TASK BRIEF:
All records must be quoted exactly. Omit the pictures.

/---

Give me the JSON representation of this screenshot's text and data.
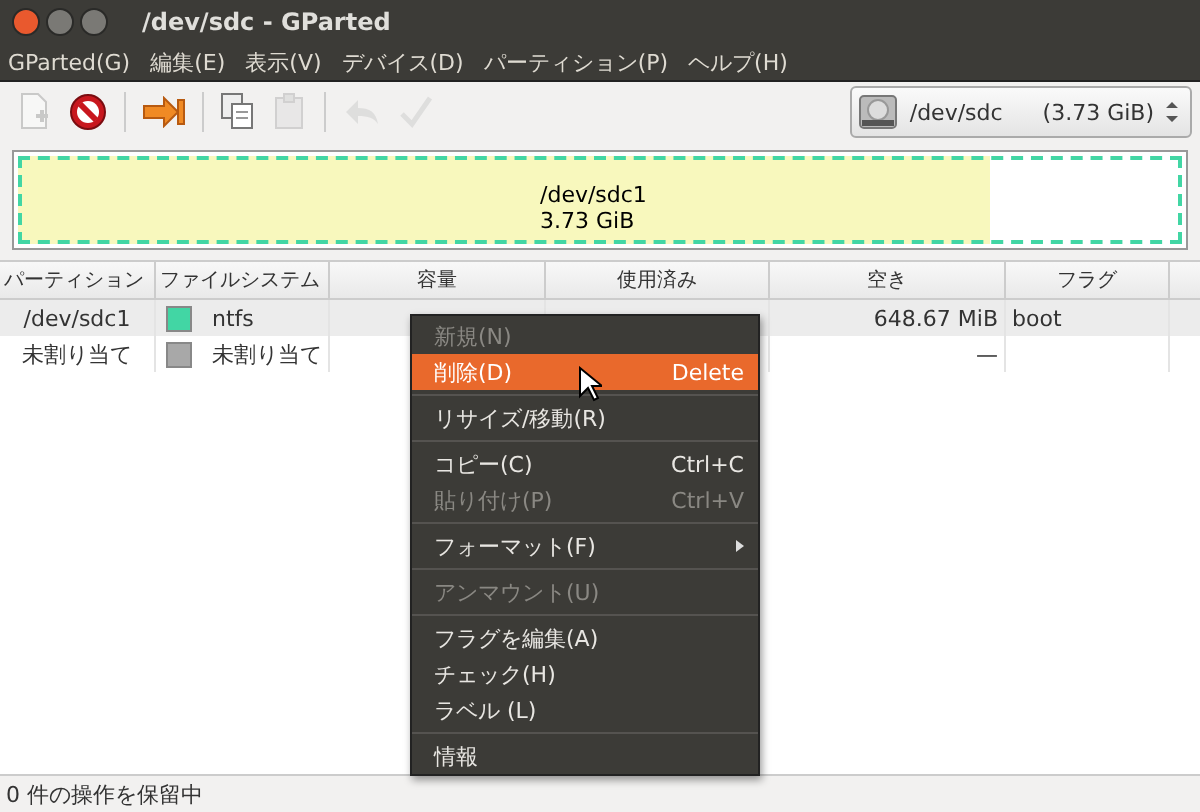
{
  "window": {
    "title": "/dev/sdc - GParted"
  },
  "menubar": [
    "GParted(G)",
    "編集(E)",
    "表示(V)",
    "デバイス(D)",
    "パーティション(P)",
    "ヘルプ(H)"
  ],
  "toolbar": [
    {
      "kind": "new",
      "disabled": true
    },
    {
      "kind": "delete",
      "disabled": false
    },
    {
      "kind": "apply",
      "disabled": false
    },
    {
      "kind": "copy",
      "disabled": false
    },
    {
      "kind": "paste",
      "disabled": true
    },
    {
      "kind": "undo",
      "disabled": true
    },
    {
      "kind": "check",
      "disabled": true
    }
  ],
  "device": {
    "name": "/dev/sdc",
    "size": "(3.73 GiB)"
  },
  "graph": {
    "name": "/dev/sdc1",
    "size": "3.73 GiB",
    "level": 0.83
  },
  "table": {
    "columns": [
      "パーティション",
      "ファイルシステム",
      "容量",
      "使用済み",
      "空き",
      "フラグ"
    ],
    "rows": [
      {
        "partition": "/dev/sdc1",
        "color": "#42d6a4",
        "filesystem": "ntfs",
        "free": "648.67 MiB",
        "flags": "boot",
        "selected": true
      },
      {
        "partition": "未割り当て",
        "color": "#a8a8a8",
        "filesystem": "未割り当て",
        "free": "—",
        "selected": false
      }
    ]
  },
  "context_menu": [
    {
      "label": "新規(N)",
      "disabled": true,
      "selected": false
    },
    {
      "label": "削除(D)",
      "shortcut": "Delete",
      "disabled": false,
      "selected": true
    },
    {
      "kind": "separator"
    },
    {
      "label": "リサイズ/移動(R)",
      "disabled": false,
      "selected": false
    },
    {
      "kind": "separator"
    },
    {
      "label": "コピー(C)",
      "shortcut": "Ctrl+C",
      "disabled": false,
      "selected": false
    },
    {
      "label": "貼り付け(P)",
      "shortcut": "Ctrl+V",
      "disabled": true,
      "selected": false
    },
    {
      "kind": "separator"
    },
    {
      "label": "フォーマット(F)",
      "submenu": true,
      "disabled": false,
      "selected": false
    },
    {
      "kind": "separator"
    },
    {
      "label": "アンマウント(U)",
      "disabled": true,
      "selected": false
    },
    {
      "kind": "separator"
    },
    {
      "label": "フラグを編集(A)",
      "disabled": false,
      "selected": false
    },
    {
      "label": "チェック(H)",
      "disabled": false,
      "selected": false
    },
    {
      "label": "ラベル (L)",
      "disabled": false,
      "selected": false
    },
    {
      "kind": "separator"
    },
    {
      "label": "情報",
      "disabled": false,
      "selected": false
    }
  ],
  "status_bar": "0 件の操作を保留中"
}
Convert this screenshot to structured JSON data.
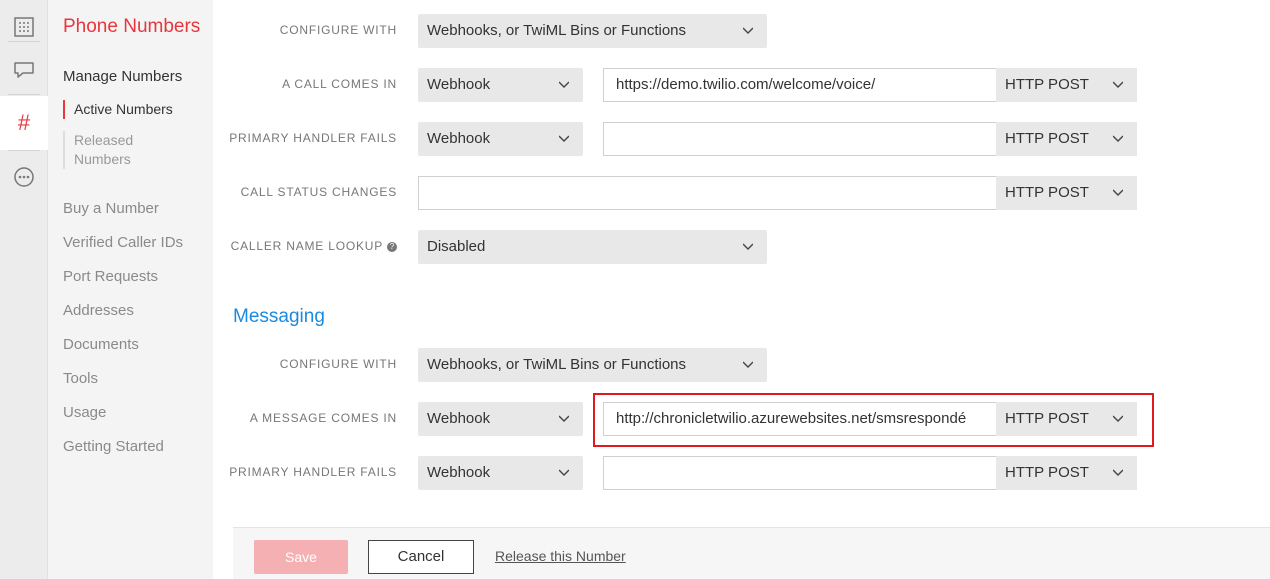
{
  "rail": {
    "items": [
      {
        "icon": "dashboard-icon",
        "glyph": "▦"
      },
      {
        "icon": "chat-icon",
        "glyph": "⬚"
      },
      {
        "icon": "hash-icon",
        "glyph": "#"
      },
      {
        "icon": "more-icon",
        "glyph": "⋯"
      }
    ]
  },
  "sidebar": {
    "title": "Phone Numbers",
    "group_head": "Manage Numbers",
    "sub_items": [
      "Active Numbers",
      "Released\nNumbers"
    ],
    "links": [
      "Buy a Number",
      "Verified Caller IDs",
      "Port Requests",
      "Addresses",
      "Documents",
      "Tools",
      "Usage",
      "Getting Started"
    ]
  },
  "voice": {
    "configure_with_label": "CONFIGURE WITH",
    "configure_with_value": "Webhooks, or TwiML Bins or Functions",
    "call_comes_in_label": "A CALL COMES IN",
    "call_comes_in_type": "Webhook",
    "call_comes_in_url": "https://demo.twilio.com/welcome/voice/",
    "call_comes_in_method": "HTTP POST",
    "primary_fails_label": "PRIMARY HANDLER FAILS",
    "primary_fails_type": "Webhook",
    "primary_fails_url": "",
    "primary_fails_method": "HTTP POST",
    "status_changes_label": "CALL STATUS CHANGES",
    "status_changes_url": "",
    "status_changes_method": "HTTP POST",
    "caller_lookup_label": "CALLER NAME LOOKUP",
    "caller_lookup_value": "Disabled"
  },
  "messaging": {
    "section_title": "Messaging",
    "configure_with_label": "CONFIGURE WITH",
    "configure_with_value": "Webhooks, or TwiML Bins or Functions",
    "message_comes_in_label": "A MESSAGE COMES IN",
    "message_comes_in_type": "Webhook",
    "message_comes_in_url": "http://chronicletwilio.azurewebsites.net/smsrespondé",
    "message_comes_in_method": "HTTP POST",
    "primary_fails_label": "PRIMARY HANDLER FAILS",
    "primary_fails_type": "Webhook",
    "primary_fails_url": "",
    "primary_fails_method": "HTTP POST"
  },
  "footer": {
    "save_label": "Save",
    "cancel_label": "Cancel",
    "release_label": "Release this Number"
  },
  "colors": {
    "brand_red": "#e8363d",
    "link_blue": "#1a8ae0",
    "highlight_red": "#e0191f"
  }
}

\---

COMPLETE OUTPUT:
Give me the JSON representation of this screenshot's text and data.
{
  "window": {
    "title": "/dev/sdc - GParted"
  },
  "menubar": [
    "GParted(G)",
    "編集(E)",
    "表示(V)",
    "デバイス(D)",
    "パーティション(P)",
    "ヘルプ(H)"
  ],
  "toolbar": [
    {
      "kind": "new",
      "disabled": true
    },
    {
      "kind": "delete",
      "disabled": false
    },
    {
      "kind": "apply",
      "disabled": false
    },
    {
      "kind": "copy",
      "disabled": false
    },
    {
      "kind": "paste",
      "disabled": true
    },
    {
      "kind": "undo",
      "disabled": true
    },
    {
      "kind": "check",
      "disabled": true
    }
  ],
  "device": {
    "name": "/dev/sdc",
    "size": "(3.73 GiB)"
  },
  "graph": {
    "name": "/dev/sdc1",
    "size": "3.73 GiB",
    "level": 0.83
  },
  "table": {
    "columns": [
      "パーティション",
      "ファイルシステム",
      "容量",
      "使用済み",
      "空き",
      "フラグ"
    ],
    "rows": [
      {
        "partition": "/dev/sdc1",
        "color": "#42d6a4",
        "filesystem": "ntfs",
        "free": "648.67 MiB",
        "flags": "boot",
        "selected": true
      },
      {
        "partition": "未割り当て",
        "color": "#a8a8a8",
        "filesystem": "未割り当て",
        "free": "—",
        "selected": false
      }
    ]
  },
  "context_menu": [
    {
      "label": "新規(N)",
      "disabled": true,
      "selected": false
    },
    {
      "label": "削除(D)",
      "shortcut": "Delete",
      "disabled": false,
      "selected": true
    },
    {
      "kind": "separator"
    },
    {
      "label": "リサイズ/移動(R)",
      "disabled": false,
      "selected": false
    },
    {
      "kind": "separator"
    },
    {
      "label": "コピー(C)",
      "shortcut": "Ctrl+C",
      "disabled": false,
      "selected": false
    },
    {
      "label": "貼り付け(P)",
      "shortcut": "Ctrl+V",
      "disabled": true,
      "selected": false
    },
    {
      "kind": "separator"
    },
    {
      "label": "フォーマット(F)",
      "submenu": true,
      "disabled": false,
      "selected": false
    },
    {
      "kind": "separator"
    },
    {
      "label": "アンマウント(U)",
      "disabled": true,
      "selected": false
    },
    {
      "kind": "separator"
    },
    {
      "label": "フラグを編集(A)",
      "disabled": false,
      "selected": false
    },
    {
      "label": "チェック(H)",
      "disabled": false,
      "selected": false
    },
    {
      "label": "ラベル (L)",
      "disabled": false,
      "selected": false
    },
    {
      "kind": "separator"
    },
    {
      "label": "情報",
      "disabled": false,
      "selected": false
    }
  ],
  "status_bar": "0 件の操作を保留中"
}
Convert this screenshot to structured JSON data.
{
  "rail": {
    "items": [
      {
        "icon": "dashboard-icon",
        "glyph": "▦"
      },
      {
        "icon": "chat-icon",
        "glyph": "⬚"
      },
      {
        "icon": "hash-icon",
        "glyph": "#"
      },
      {
        "icon": "more-icon",
        "glyph": "⋯"
      }
    ]
  },
  "sidebar": {
    "title": "Phone Numbers",
    "group_head": "Manage Numbers",
    "sub_items": [
      "Active Numbers",
      "Released\nNumbers"
    ],
    "links": [
      "Buy a Number",
      "Verified Caller IDs",
      "Port Requests",
      "Addresses",
      "Documents",
      "Tools",
      "Usage",
      "Getting Started"
    ]
  },
  "voice": {
    "configure_with_label": "CONFIGURE WITH",
    "configure_with_value": "Webhooks, or TwiML Bins or Functions",
    "call_comes_in_label": "A CALL COMES IN",
    "call_comes_in_type": "Webhook",
    "call_comes_in_url": "https://demo.twilio.com/welcome/voice/",
    "call_comes_in_method": "HTTP POST",
    "primary_fails_label": "PRIMARY HANDLER FAILS",
    "primary_fails_type": "Webhook",
    "primary_fails_url": "",
    "primary_fails_method": "HTTP POST",
    "status_changes_label": "CALL STATUS CHANGES",
    "status_changes_url": "",
    "status_changes_method": "HTTP POST",
    "caller_lookup_label": "CALLER NAME LOOKUP",
    "caller_lookup_value": "Disabled"
  },
  "messaging": {
    "section_title": "Messaging",
    "configure_with_label": "CONFIGURE WITH",
    "configure_with_value": "Webhooks, or TwiML Bins or Functions",
    "message_comes_in_label": "A MESSAGE COMES IN",
    "message_comes_in_type": "Webhook",
    "message_comes_in_url": "http://chronicletwilio.azurewebsites.net/smsrespondé",
    "message_comes_in_method": "HTTP POST",
    "primary_fails_label": "PRIMARY HANDLER FAILS",
    "primary_fails_type": "Webhook",
    "primary_fails_url": "",
    "primary_fails_method": "HTTP POST"
  },
  "footer": {
    "save_label": "Save",
    "cancel_label": "Cancel",
    "release_label": "Release this Number"
  },
  "colors": {
    "brand_red": "#e8363d",
    "link_blue": "#1a8ae0",
    "highlight_red": "#e0191f"
  }
}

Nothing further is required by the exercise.